━━━━━ Records for processing ━━━━━

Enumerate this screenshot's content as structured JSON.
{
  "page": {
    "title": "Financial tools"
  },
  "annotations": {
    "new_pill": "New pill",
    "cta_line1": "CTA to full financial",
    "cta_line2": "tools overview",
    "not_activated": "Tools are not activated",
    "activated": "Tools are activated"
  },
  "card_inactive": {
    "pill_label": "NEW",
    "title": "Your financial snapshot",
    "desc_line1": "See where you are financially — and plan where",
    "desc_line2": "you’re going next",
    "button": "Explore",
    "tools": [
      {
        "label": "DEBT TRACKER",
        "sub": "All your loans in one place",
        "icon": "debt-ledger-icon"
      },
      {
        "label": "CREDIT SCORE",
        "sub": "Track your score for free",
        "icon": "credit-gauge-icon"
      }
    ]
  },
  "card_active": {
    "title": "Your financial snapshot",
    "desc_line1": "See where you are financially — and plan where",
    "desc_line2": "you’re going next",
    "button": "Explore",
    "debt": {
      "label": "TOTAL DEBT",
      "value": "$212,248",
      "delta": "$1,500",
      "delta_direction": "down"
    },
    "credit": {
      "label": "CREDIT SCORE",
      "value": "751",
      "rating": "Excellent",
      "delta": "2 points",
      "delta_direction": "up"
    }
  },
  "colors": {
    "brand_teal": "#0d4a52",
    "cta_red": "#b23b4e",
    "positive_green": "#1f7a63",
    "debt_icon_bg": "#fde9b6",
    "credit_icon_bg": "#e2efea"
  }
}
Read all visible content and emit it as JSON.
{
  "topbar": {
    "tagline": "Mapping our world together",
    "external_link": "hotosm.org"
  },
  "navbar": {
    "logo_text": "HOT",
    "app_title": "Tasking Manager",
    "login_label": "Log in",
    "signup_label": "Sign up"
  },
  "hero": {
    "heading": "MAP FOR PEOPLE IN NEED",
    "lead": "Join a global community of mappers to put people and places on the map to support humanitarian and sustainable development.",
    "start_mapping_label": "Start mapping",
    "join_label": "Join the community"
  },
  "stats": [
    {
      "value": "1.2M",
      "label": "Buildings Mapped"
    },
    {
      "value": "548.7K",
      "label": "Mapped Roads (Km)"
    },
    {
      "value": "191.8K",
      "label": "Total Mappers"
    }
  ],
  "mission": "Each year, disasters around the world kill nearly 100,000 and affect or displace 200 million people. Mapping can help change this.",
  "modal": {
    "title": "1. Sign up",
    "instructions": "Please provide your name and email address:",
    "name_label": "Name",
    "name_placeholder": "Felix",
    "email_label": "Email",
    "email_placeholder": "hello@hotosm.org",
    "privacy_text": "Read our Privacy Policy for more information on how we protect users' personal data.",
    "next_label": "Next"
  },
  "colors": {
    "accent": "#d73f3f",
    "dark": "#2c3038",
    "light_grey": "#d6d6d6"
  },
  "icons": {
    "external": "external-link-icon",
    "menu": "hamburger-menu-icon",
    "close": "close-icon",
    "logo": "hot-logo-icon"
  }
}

━━━━━

Exercise task –
Reproduce, word for word, every line starting at the line that contains "Read all visible content and emit it as JSON." and ending with the final line of the entries.

The reply –
Read all visible content and emit it as JSON.
{
  "topbar": {
    "tagline": "Mapping our world together",
    "external_link": "hotosm.org"
  },
  "navbar": {
    "logo_text": "HOT",
    "app_title": "Tasking Manager",
    "login_label": "Log in",
    "signup_label": "Sign up"
  },
  "hero": {
    "heading": "MAP FOR PEOPLE IN NEED",
    "lead": "Join a global community of mappers to put people and places on the map to support humanitarian and sustainable development.",
    "start_mapping_label": "Start mapping",
    "join_label": "Join the community"
  },
  "stats": [
    {
      "value": "1.2M",
      "label": "Buildings Mapped"
    },
    {
      "value": "548.7K",
      "label": "Mapped Roads (Km)"
    },
    {
      "value": "191.8K",
      "label": "Total Mappers"
    }
  ],
  "mission": "Each year, disasters around the world kill nearly 100,000 and affect or displace 200 million people. Mapping can help change this.",
  "modal": {
    "title": "1. Sign up",
    "instructions": "Please provide your name and email address:",
    "name_label": "Name",
    "name_placeholder": "Felix",
    "email_label": "Email",
    "email_placeholder": "hello@hotosm.org",
    "privacy_text": "Read our Privacy Policy for more information on how we protect users' personal data.",
    "next_label": "Next"
  },
  "colors": {
    "accent": "#d73f3f",
    "dark": "#2c3038",
    "light_grey": "#d6d6d6"
  },
  "icons": {
    "external": "external-link-icon",
    "menu": "hamburger-menu-icon",
    "close": "close-icon",
    "logo": "hot-logo-icon"
  }
}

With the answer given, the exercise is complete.